(WHAT TO PRODUCE) The data below should be restated word for word, with every picture omitted.

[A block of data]
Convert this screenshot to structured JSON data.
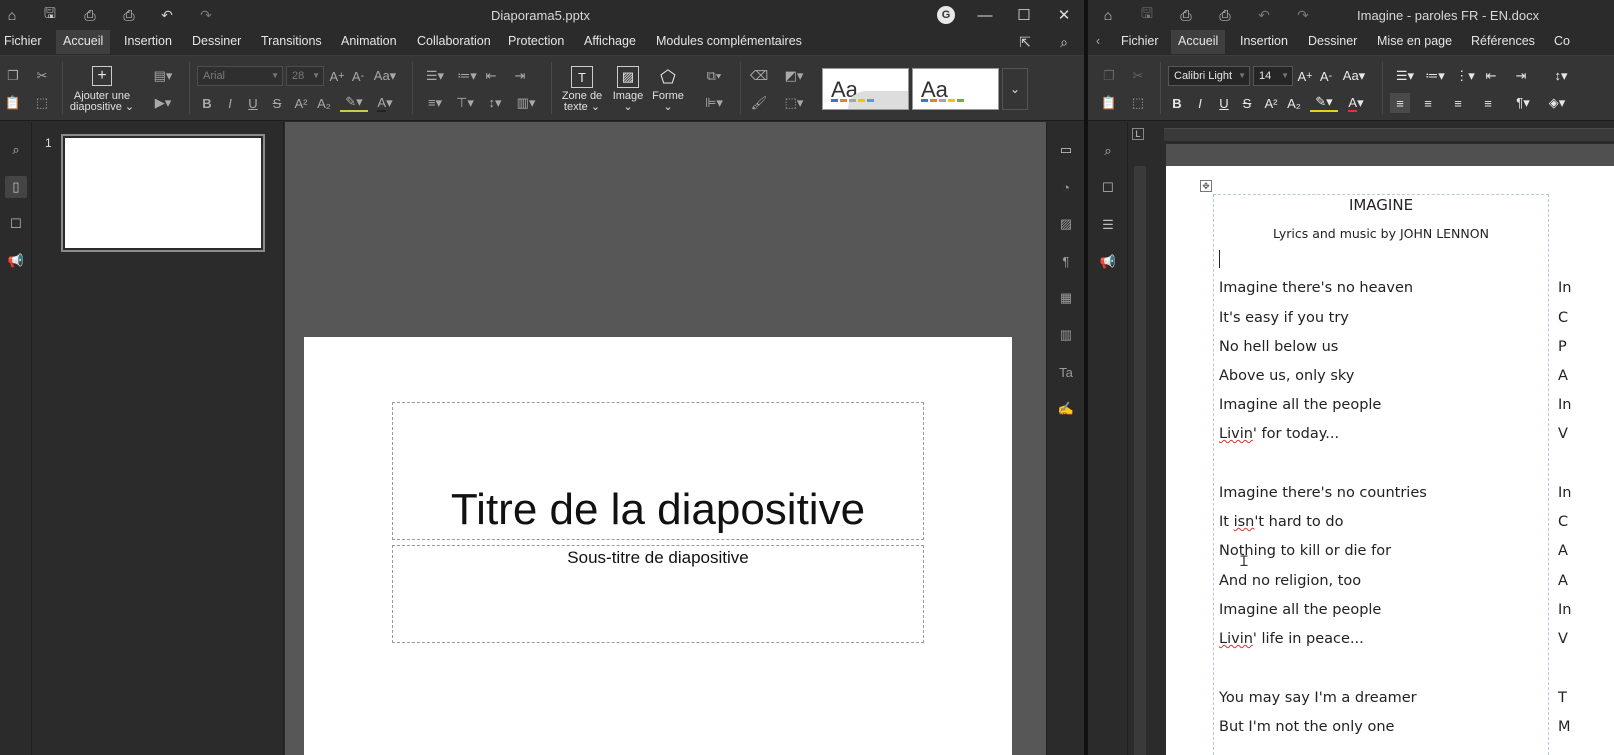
{
  "left_window": {
    "title": "Diaporama5.pptx",
    "avatar_letter": "G",
    "menus": [
      "Fichier",
      "Accueil",
      "Insertion",
      "Dessiner",
      "Transitions",
      "Animation",
      "Collaboration",
      "Protection",
      "Affichage",
      "Modules complémentaires"
    ],
    "active_menu": "Accueil",
    "ribbon": {
      "font_name": "Arial",
      "font_size": "28",
      "add_slide_line1": "Ajouter une",
      "add_slide_line2": "diapositive",
      "textbox_line1": "Zone de",
      "textbox_line2": "texte",
      "image_label": "Image",
      "shape_label": "Forme",
      "theme_aa_1": "Aa",
      "theme_aa_2": "Aa"
    },
    "thumbnail_number": "1",
    "slide": {
      "title": "Titre de la diapositive",
      "subtitle": "Sous-titre de diapositive"
    }
  },
  "right_window": {
    "title": "Imagine - paroles FR - EN.docx",
    "menus": [
      "Fichier",
      "Accueil",
      "Insertion",
      "Dessiner",
      "Mise en page",
      "Références",
      "Co"
    ],
    "active_menu": "Accueil",
    "ribbon": {
      "font_name": "Calibri Light",
      "font_size": "14"
    },
    "document": {
      "heading": "IMAGINE",
      "byline": "Lyrics and music by  JOHN LENNON",
      "verse1": [
        "Imagine there's no heaven",
        "It's easy if you try",
        "No hell below us",
        "Above us, only sky",
        "Imagine all the people"
      ],
      "v1_last_a": "Livin",
      "v1_last_b": "' for today...",
      "verse2": [
        "Imagine there's no countries"
      ],
      "v2_l2_a": "It ",
      "v2_l2_b": "isn",
      "v2_l2_c": "'t hard to do",
      "verse2b": [
        "Nothing to kill or die for",
        "And no religion, too",
        "Imagine all the people"
      ],
      "v2_last_a": "Livin",
      "v2_last_b": "' life in peace...",
      "verse3": [
        "You may say I'm a dreamer",
        "But I'm not the only one"
      ],
      "second_column_initials": [
        "In",
        "C",
        "P",
        "A",
        "In",
        "V",
        "In",
        "C",
        "A",
        "A",
        "In",
        "V",
        "T",
        "M"
      ]
    }
  },
  "colors": {
    "ui_bg": "#2b2b2b",
    "ribbon_bg": "#353535",
    "canvas_bg": "#575757",
    "doc_bg": "#505050",
    "spell_underline": "#d33"
  }
}
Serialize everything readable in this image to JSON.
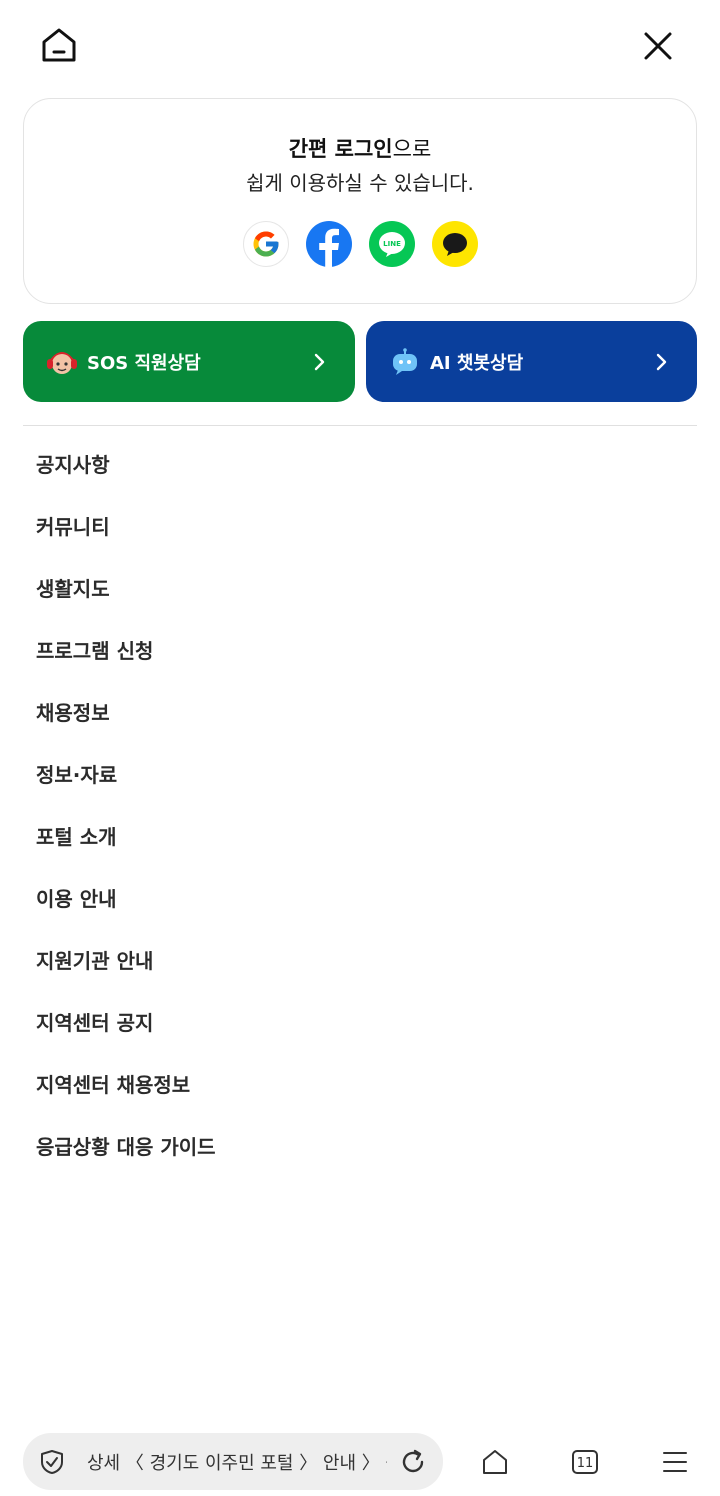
{
  "login": {
    "line1_bold": "간편 로그인",
    "line1_rest": "으로",
    "line2": "쉽게 이용하실 수 있습니다.",
    "providers": [
      "google",
      "facebook",
      "line",
      "kakao"
    ]
  },
  "consult": {
    "sos_label": "SOS 직원상담",
    "ai_label": "AI 챗봇상담"
  },
  "menu": [
    "공지사항",
    "커뮤니티",
    "생활지도",
    "프로그램 신청",
    "채용정보",
    "정보·자료",
    "포털 소개",
    "이용 안내",
    "지원기관 안내",
    "지역센터 공지",
    "지역센터 채용정보",
    "응급상황 대응 가이드"
  ],
  "browser": {
    "url_text": "상세 〈 경기도 이주민 포털 〉 안내 〉 공지",
    "tabs_count": "11"
  },
  "colors": {
    "sos": "#078a3a",
    "ai": "#0a3f9c",
    "facebook": "#1877f2",
    "line": "#06c755",
    "kakao": "#fee500"
  }
}
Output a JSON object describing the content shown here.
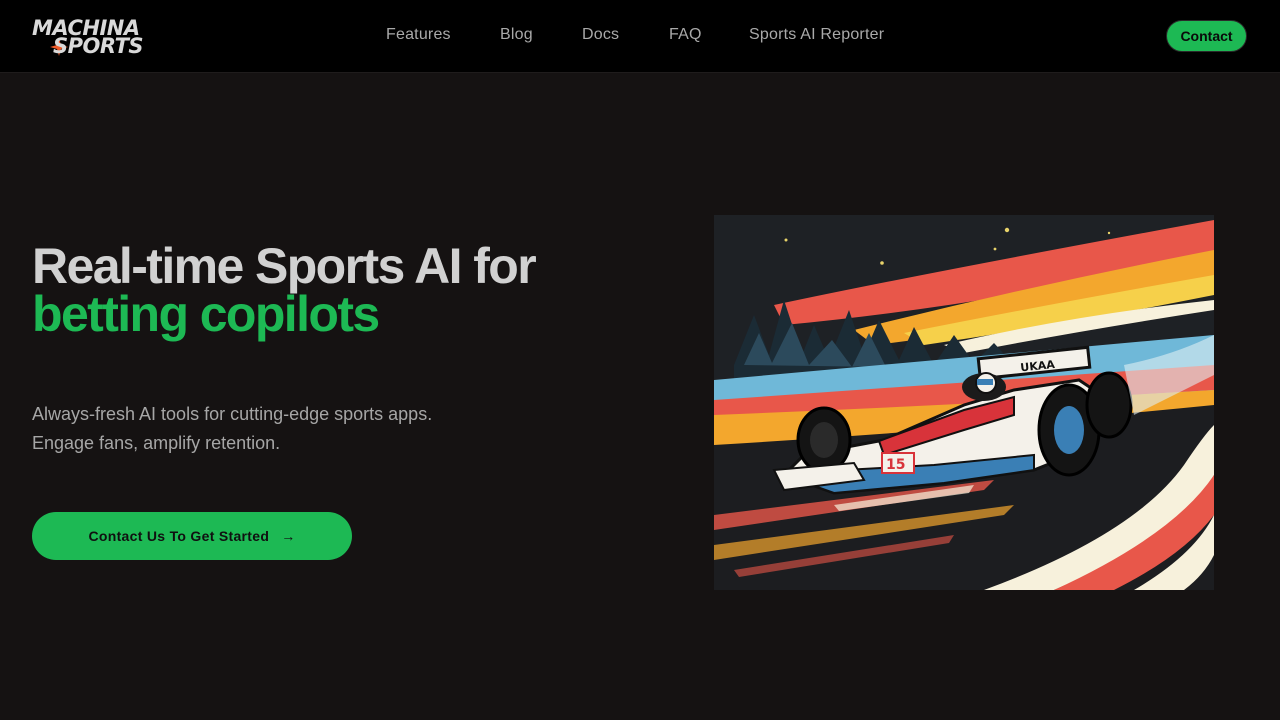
{
  "header": {
    "logo": {
      "line1": "MACHINA",
      "line2": "SPORTS"
    },
    "nav": [
      {
        "label": "Features"
      },
      {
        "label": "Blog"
      },
      {
        "label": "Docs"
      },
      {
        "label": "FAQ"
      },
      {
        "label": "Sports AI Reporter"
      }
    ],
    "contact_label": "Contact"
  },
  "hero": {
    "title_line1": "Real-time Sports AI for",
    "title_line2": "betting copilots",
    "subtitle_line1": "Always-fresh AI tools for cutting-edge sports apps.",
    "subtitle_line2": "Engage fans, amplify retention.",
    "cta_label": "Contact Us To Get Started",
    "cta_icon": "arrow-right-icon",
    "illustration": {
      "subject": "race-car-illustration",
      "car_markings": [
        "UKAA",
        "15"
      ]
    }
  },
  "colors": {
    "accent": "#1db954",
    "background": "#151212",
    "header_bg": "#000000",
    "logo_star": "#f05a28"
  }
}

(THE ANSWER)
Convert this screenshot to structured JSON data.
{
  "left_window": {
    "title": "Diaporama5.pptx",
    "avatar_letter": "G",
    "menus": [
      "Fichier",
      "Accueil",
      "Insertion",
      "Dessiner",
      "Transitions",
      "Animation",
      "Collaboration",
      "Protection",
      "Affichage",
      "Modules complémentaires"
    ],
    "active_menu": "Accueil",
    "ribbon": {
      "font_name": "Arial",
      "font_size": "28",
      "add_slide_line1": "Ajouter une",
      "add_slide_line2": "diapositive",
      "textbox_line1": "Zone de",
      "textbox_line2": "texte",
      "image_label": "Image",
      "shape_label": "Forme",
      "theme_aa_1": "Aa",
      "theme_aa_2": "Aa"
    },
    "thumbnail_number": "1",
    "slide": {
      "title": "Titre de la diapositive",
      "subtitle": "Sous-titre de diapositive"
    }
  },
  "right_window": {
    "title": "Imagine - paroles FR - EN.docx",
    "menus": [
      "Fichier",
      "Accueil",
      "Insertion",
      "Dessiner",
      "Mise en page",
      "Références",
      "Co"
    ],
    "active_menu": "Accueil",
    "ribbon": {
      "font_name": "Calibri Light",
      "font_size": "14"
    },
    "document": {
      "heading": "IMAGINE",
      "byline": "Lyrics and music by  JOHN LENNON",
      "verse1": [
        "Imagine there's no heaven",
        "It's easy if you try",
        "No hell below us",
        "Above us, only sky",
        "Imagine all the people"
      ],
      "v1_last_a": "Livin",
      "v1_last_b": "' for today...",
      "verse2": [
        "Imagine there's no countries"
      ],
      "v2_l2_a": "It ",
      "v2_l2_b": "isn",
      "v2_l2_c": "'t hard to do",
      "verse2b": [
        "Nothing to kill or die for",
        "And no religion, too",
        "Imagine all the people"
      ],
      "v2_last_a": "Livin",
      "v2_last_b": "' life in peace...",
      "verse3": [
        "You may say I'm a dreamer",
        "But I'm not the only one"
      ],
      "second_column_initials": [
        "In",
        "C",
        "P",
        "A",
        "In",
        "V",
        "In",
        "C",
        "A",
        "A",
        "In",
        "V",
        "T",
        "M"
      ]
    }
  },
  "colors": {
    "ui_bg": "#2b2b2b",
    "ribbon_bg": "#353535",
    "canvas_bg": "#575757",
    "doc_bg": "#505050",
    "spell_underline": "#d33"
  }
}
Serialize everything readable in this image to JSON.
{
  "login": {
    "line1_bold": "간편 로그인",
    "line1_rest": "으로",
    "line2": "쉽게 이용하실 수 있습니다.",
    "providers": [
      "google",
      "facebook",
      "line",
      "kakao"
    ]
  },
  "consult": {
    "sos_label": "SOS 직원상담",
    "ai_label": "AI 챗봇상담"
  },
  "menu": [
    "공지사항",
    "커뮤니티",
    "생활지도",
    "프로그램 신청",
    "채용정보",
    "정보·자료",
    "포털 소개",
    "이용 안내",
    "지원기관 안내",
    "지역센터 공지",
    "지역센터 채용정보",
    "응급상황 대응 가이드"
  ],
  "browser": {
    "url_text": "상세 〈 경기도 이주민 포털 〉 안내 〉 공지",
    "tabs_count": "11"
  },
  "colors": {
    "sos": "#078a3a",
    "ai": "#0a3f9c",
    "facebook": "#1877f2",
    "line": "#06c755",
    "kakao": "#fee500"
  }
}
Output a JSON object describing the content shown here.
{
  "header": {
    "logo": {
      "line1": "MACHINA",
      "line2": "SPORTS"
    },
    "nav": [
      {
        "label": "Features"
      },
      {
        "label": "Blog"
      },
      {
        "label": "Docs"
      },
      {
        "label": "FAQ"
      },
      {
        "label": "Sports AI Reporter"
      }
    ],
    "contact_label": "Contact"
  },
  "hero": {
    "title_line1": "Real-time Sports AI for",
    "title_line2": "betting copilots",
    "subtitle_line1": "Always-fresh AI tools for cutting-edge sports apps.",
    "subtitle_line2": "Engage fans, amplify retention.",
    "cta_label": "Contact Us To Get Started",
    "cta_icon": "arrow-right-icon",
    "illustration": {
      "subject": "race-car-illustration",
      "car_markings": [
        "UKAA",
        "15"
      ]
    }
  },
  "colors": {
    "accent": "#1db954",
    "background": "#151212",
    "header_bg": "#000000",
    "logo_star": "#f05a28"
  }
}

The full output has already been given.